▶ _About this exercise_: This exercise calls for all the entries that follow to be set down exactly, without their images.

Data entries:
┄┄┄┄┄┄

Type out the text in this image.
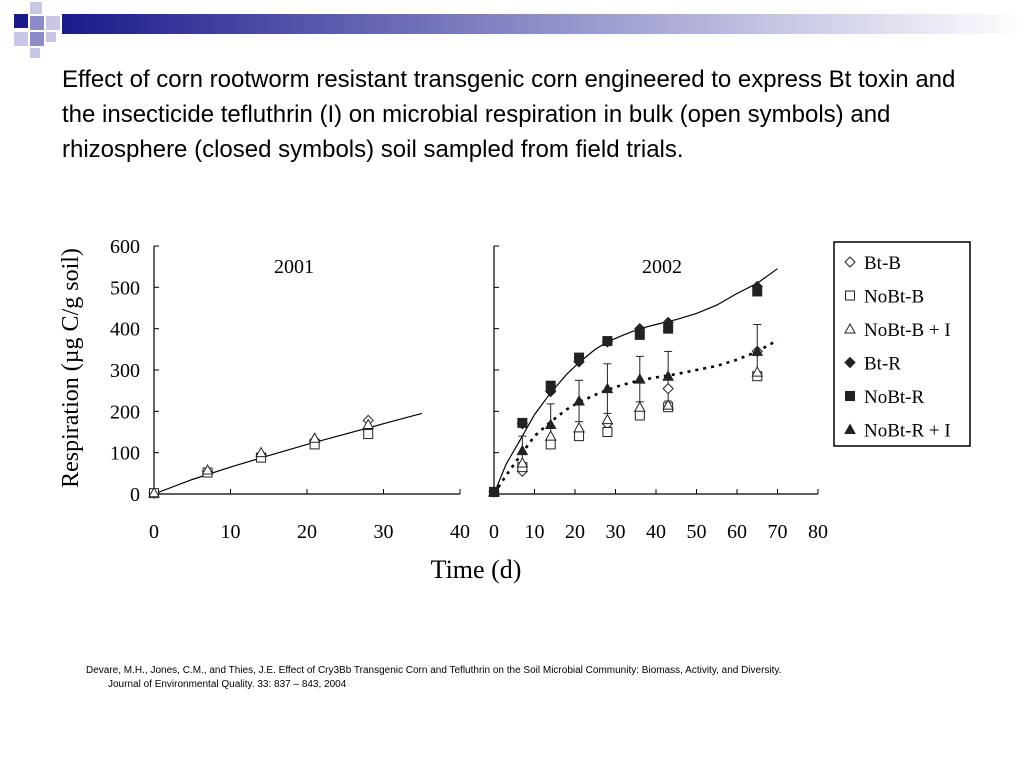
Effect of corn rootworm resistant transgenic corn engineered to express Bt toxin and the insecticide tefluthrin (I) on microbial respiration in bulk (open symbols) and rhizosphere (closed symbols) soil sampled from field trials.
0
100
200
300
400
500
600
0	10	20	30	40
2001
0 10 20 30 40 50 60 70 80
2002
Respiration (µg C/g soil)
Time (d)
Bt-B
NoBt-B
NoBt-B + I
Bt-R
NoBt-R
NoBt-R + I
Devare, M.H., Jones, C.M., and Thies, J.E. Effect of Cry3Bb Transgenic Corn and Tefluthrin on the Soil Microbial Community: Biomass, Activity, and Diversity.
Journal of Environmental Quality. 33: 837 – 843, 2004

┄┄┄┄┄┄

▶ _Response area_:
Type out the text in this image.
Effect of corn rootworm resistant transgenic corn engineered to express Bt toxin and the insecticide tefluthrin (I) on microbial respiration in bulk (open symbols) and rhizosphere (closed symbols) soil sampled from field trials.
0
100
200
300
400
500
600
0	10	20	30	40
2001
0 10 20 30 40 50 60 70 80
2002
Respiration (µg C/g soil)
Time (d)
Bt-B
NoBt-B
NoBt-B + I
Bt-R
NoBt-R
NoBt-R + I
Devare, M.H., Jones, C.M., and Thies, J.E. Effect of Cry3Bb Transgenic Corn and Tefluthrin on the Soil Microbial Community: Biomass, Activity, and Diversity.
Journal of Environmental Quality. 33: 837 – 843, 2004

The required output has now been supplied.